Scan the records below for the word "网下投资者提交核查文件" and give only the number of lines that hold it.

(Collected data entries)

-- Begin --

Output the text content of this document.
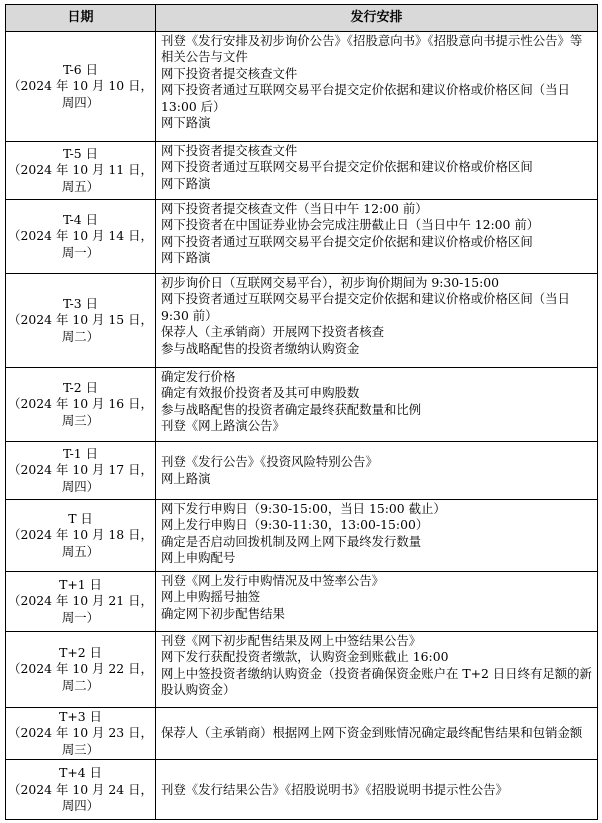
日期	发行安排

T-6 日
（2024 年 10 月 10 日，周四）	刊登《发行安排及初步询价公告》《招股意向书》《招股意向书提示性公告》等相关公告与文件
网下投资者提交核查文件
网下投资者通过互联网交易平台提交定价依据和建议价格或价格区间（当日 13:00 后）
网下路演

T-5 日
（2024 年 10 月 11 日，周五）	网下投资者提交核查文件
网下投资者通过互联网交易平台提交定价依据和建议价格或价格区间
网下路演

T-4 日
（2024 年 10 月 14 日，周一）	网下投资者提交核查文件（当日中午 12:00 前）
网下投资者在中国证券业协会完成注册截止日（当日中午 12:00 前）
网下投资者通过互联网交易平台提交定价依据和建议价格或价格区间
网下路演

T-3 日
（2024 年 10 月 15 日，周二）	初步询价日（互联网交易平台），初步询价期间为 9:30-15:00
网下投资者通过互联网交易平台提交定价依据和建议价格或价格区间（当日 9:30 前）
保荐人（主承销商）开展网下投资者核查
参与战略配售的投资者缴纳认购资金

T-2 日
（2024 年 10 月 16 日，周三）	确定发行价格
确定有效报价投资者及其可申购股数
参与战略配售的投资者确定最终获配数量和比例
刊登《网上路演公告》

T-1 日
（2024 年 10 月 17 日，周四）	刊登《发行公告》《投资风险特别公告》
网上路演

T 日
（2024 年 10 月 18 日，周五）	网下发行申购日（9:30-15:00，当日 15:00 截止）
网上发行申购日（9:30-11:30，13:00-15:00）
确定是否启动回拨机制及网上网下最终发行数量
网上申购配号

T+1 日
（2024 年 10 月 21 日，周一）	刊登《网上发行申购情况及中签率公告》
网上申购摇号抽签
确定网下初步配售结果

T+2 日
（2024 年 10 月 22 日，周二）	刊登《网下初步配售结果及网上中签结果公告》
网下发行获配投资者缴款，认购资金到账截止 16:00
网上中签投资者缴纳认购资金（投资者确保资金账户在 T+2 日日终有足额的新股认购资金）

T+3 日
（2024 年 10 月 23 日，周三）	保荐人（主承销商）根据网上网下资金到账情况确定最终配售结果和包销金额

T+4 日
（2024 年 10 月 24 日，周四）	刊登《发行结果公告》《招股说明书》《招股说明书提示性公告》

-- End --

• Response to the task:
3